_Exercise details_
Reproduce the data from its first line through the line containing "gun-icon — [732, 347, 767, 370]", substituting "year-marker" for each occurrence of "year-label" and leaving all other text unchanged.

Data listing
::::

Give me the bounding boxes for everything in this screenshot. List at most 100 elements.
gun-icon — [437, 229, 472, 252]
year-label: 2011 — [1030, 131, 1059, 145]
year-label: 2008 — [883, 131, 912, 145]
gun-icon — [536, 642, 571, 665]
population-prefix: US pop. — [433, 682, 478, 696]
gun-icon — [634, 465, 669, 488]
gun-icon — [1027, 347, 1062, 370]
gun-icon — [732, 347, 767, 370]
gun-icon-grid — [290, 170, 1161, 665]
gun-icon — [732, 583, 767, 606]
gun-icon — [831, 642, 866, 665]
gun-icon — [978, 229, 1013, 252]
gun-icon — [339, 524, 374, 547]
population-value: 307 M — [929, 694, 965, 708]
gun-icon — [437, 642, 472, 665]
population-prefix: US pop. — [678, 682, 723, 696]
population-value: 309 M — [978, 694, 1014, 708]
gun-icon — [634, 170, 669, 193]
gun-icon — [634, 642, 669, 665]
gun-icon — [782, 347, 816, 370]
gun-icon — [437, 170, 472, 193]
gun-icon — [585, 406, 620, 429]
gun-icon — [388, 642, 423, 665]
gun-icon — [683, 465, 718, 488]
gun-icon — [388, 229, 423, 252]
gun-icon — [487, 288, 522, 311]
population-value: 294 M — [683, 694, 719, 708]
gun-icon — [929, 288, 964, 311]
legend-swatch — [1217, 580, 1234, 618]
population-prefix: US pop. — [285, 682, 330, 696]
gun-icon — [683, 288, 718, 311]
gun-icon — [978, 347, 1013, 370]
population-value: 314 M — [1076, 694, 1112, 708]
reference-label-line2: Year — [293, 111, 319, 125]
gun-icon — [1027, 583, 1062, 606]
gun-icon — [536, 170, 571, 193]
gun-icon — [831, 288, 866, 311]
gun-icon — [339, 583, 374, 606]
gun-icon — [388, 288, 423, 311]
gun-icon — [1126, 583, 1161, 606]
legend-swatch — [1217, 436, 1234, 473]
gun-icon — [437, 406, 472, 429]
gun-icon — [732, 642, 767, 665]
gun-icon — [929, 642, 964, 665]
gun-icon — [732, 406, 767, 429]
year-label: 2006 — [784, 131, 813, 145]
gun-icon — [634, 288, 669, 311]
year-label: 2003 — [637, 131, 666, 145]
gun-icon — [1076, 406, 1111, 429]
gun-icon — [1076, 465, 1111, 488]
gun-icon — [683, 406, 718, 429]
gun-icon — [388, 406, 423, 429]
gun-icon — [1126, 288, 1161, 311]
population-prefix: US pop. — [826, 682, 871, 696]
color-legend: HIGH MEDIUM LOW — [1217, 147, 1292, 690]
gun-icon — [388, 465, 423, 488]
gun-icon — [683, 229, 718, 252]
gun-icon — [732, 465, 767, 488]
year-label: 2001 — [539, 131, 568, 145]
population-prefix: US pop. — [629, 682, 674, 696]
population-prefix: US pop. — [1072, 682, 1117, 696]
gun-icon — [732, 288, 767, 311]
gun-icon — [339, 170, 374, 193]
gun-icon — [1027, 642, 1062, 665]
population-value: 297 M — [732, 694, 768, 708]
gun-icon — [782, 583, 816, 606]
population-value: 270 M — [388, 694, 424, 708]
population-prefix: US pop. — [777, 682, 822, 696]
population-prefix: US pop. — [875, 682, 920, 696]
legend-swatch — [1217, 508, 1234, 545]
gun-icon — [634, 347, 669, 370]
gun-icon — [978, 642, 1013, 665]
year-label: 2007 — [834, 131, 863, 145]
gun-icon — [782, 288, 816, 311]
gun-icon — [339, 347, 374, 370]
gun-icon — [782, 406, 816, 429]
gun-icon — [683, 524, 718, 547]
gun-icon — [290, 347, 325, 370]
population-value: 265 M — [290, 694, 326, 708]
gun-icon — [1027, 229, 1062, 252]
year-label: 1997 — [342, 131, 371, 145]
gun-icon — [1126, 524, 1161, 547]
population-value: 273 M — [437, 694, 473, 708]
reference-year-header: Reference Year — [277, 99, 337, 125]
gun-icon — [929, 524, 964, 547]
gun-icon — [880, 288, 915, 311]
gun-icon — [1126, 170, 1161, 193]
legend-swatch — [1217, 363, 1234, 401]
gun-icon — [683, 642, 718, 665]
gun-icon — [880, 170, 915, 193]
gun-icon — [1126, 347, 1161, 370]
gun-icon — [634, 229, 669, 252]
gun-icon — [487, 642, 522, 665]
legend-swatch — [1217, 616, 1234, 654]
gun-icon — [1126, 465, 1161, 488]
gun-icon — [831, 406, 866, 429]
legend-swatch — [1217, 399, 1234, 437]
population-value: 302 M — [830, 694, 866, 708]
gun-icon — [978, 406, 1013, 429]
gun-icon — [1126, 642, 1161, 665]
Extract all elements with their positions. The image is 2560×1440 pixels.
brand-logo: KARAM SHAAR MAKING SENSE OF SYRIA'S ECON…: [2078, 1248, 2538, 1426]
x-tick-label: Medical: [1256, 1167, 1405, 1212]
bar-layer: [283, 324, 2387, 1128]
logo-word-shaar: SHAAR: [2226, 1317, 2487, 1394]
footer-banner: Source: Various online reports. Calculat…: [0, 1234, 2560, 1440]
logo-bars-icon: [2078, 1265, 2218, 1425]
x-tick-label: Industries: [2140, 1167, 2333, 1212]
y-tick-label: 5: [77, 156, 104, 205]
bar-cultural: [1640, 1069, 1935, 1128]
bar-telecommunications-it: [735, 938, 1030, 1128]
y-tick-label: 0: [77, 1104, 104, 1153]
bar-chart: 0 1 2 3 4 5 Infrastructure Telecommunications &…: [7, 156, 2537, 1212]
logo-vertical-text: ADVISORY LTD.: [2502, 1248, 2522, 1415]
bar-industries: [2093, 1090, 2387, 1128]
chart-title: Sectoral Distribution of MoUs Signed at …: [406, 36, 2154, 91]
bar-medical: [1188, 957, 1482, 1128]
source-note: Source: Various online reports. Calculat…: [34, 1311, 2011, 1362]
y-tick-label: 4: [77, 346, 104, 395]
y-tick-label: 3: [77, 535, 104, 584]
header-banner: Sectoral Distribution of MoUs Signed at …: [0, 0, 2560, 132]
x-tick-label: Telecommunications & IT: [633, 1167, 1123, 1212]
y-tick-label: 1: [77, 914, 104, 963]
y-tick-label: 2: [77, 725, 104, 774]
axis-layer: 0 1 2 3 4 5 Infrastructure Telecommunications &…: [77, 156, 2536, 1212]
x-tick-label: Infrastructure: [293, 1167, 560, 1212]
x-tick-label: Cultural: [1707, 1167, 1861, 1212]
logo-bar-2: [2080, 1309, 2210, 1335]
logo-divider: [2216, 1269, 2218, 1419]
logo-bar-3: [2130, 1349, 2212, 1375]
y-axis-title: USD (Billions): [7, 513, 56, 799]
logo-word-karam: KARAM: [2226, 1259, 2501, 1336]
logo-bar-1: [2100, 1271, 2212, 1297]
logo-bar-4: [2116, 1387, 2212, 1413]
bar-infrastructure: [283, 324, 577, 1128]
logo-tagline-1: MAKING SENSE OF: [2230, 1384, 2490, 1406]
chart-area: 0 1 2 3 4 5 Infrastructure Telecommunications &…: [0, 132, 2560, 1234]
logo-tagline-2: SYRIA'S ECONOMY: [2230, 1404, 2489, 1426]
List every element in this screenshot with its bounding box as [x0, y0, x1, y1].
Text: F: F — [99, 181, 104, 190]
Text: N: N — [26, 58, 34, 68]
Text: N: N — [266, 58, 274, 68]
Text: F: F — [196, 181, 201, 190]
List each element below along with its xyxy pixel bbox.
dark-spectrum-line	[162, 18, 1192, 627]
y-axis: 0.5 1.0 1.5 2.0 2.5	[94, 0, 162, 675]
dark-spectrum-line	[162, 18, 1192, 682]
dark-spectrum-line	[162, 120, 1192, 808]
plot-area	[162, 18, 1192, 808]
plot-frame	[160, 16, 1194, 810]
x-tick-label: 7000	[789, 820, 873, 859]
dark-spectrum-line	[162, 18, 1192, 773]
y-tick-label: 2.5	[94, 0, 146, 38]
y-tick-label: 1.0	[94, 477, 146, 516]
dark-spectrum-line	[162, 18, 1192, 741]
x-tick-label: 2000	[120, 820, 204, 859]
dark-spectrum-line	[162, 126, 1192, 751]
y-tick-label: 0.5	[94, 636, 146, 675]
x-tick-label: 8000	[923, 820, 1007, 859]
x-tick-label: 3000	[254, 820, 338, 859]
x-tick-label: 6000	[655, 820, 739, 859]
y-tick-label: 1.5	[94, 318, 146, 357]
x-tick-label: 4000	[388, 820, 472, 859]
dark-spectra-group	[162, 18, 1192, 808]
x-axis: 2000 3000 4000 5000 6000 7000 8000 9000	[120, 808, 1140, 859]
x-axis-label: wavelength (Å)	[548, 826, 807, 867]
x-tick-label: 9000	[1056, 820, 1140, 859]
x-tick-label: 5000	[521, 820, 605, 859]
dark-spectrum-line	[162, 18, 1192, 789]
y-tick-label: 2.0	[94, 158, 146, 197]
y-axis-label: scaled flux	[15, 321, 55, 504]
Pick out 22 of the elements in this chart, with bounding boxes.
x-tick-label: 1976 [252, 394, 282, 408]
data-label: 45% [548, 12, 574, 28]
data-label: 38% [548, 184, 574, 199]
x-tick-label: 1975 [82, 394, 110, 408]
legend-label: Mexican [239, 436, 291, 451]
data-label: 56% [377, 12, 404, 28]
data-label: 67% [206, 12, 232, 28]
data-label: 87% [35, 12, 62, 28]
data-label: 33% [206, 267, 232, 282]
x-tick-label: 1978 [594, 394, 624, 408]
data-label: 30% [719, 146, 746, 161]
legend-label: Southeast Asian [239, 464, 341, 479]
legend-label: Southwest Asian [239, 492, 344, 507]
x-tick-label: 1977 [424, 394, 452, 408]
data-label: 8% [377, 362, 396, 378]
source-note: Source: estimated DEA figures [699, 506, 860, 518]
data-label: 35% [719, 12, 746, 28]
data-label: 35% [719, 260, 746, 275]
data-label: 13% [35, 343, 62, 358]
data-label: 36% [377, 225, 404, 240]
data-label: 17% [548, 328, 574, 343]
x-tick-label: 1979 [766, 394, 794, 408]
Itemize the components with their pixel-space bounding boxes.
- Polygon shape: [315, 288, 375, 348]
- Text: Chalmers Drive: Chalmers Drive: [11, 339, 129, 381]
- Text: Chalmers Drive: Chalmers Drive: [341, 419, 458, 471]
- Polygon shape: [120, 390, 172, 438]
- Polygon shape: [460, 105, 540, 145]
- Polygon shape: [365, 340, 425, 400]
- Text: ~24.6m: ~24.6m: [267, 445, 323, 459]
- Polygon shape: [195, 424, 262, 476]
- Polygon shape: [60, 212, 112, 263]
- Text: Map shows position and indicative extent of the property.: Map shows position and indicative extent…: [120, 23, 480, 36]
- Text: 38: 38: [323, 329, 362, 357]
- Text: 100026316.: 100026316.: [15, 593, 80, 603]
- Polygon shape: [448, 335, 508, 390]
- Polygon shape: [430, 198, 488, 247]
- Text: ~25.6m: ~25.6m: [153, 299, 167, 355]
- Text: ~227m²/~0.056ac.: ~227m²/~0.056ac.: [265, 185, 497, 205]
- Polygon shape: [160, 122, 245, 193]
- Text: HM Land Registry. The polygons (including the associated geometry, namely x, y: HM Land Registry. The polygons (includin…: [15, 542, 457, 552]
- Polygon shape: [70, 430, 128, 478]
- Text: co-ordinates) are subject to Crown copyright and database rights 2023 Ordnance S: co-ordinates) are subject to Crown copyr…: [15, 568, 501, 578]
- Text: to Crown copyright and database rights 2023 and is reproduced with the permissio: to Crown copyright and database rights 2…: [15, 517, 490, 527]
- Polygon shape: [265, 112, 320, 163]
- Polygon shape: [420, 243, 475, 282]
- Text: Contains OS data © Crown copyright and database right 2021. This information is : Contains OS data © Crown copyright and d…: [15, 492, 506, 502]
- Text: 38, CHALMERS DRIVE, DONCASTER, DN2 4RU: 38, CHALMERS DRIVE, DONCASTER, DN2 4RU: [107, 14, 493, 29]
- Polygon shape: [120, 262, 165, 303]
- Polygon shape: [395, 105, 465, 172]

::::

_Response to the task_
Give me the bounding boxes for everything in this screenshot. List at most 100 elements.
gun-icon — [437, 229, 472, 252]
year-marker: 2011 — [1030, 131, 1059, 145]
year-marker: 2008 — [883, 131, 912, 145]
gun-icon — [536, 642, 571, 665]
population-prefix: US pop. — [433, 682, 478, 696]
gun-icon — [634, 465, 669, 488]
gun-icon — [1027, 347, 1062, 370]
gun-icon — [732, 347, 767, 370]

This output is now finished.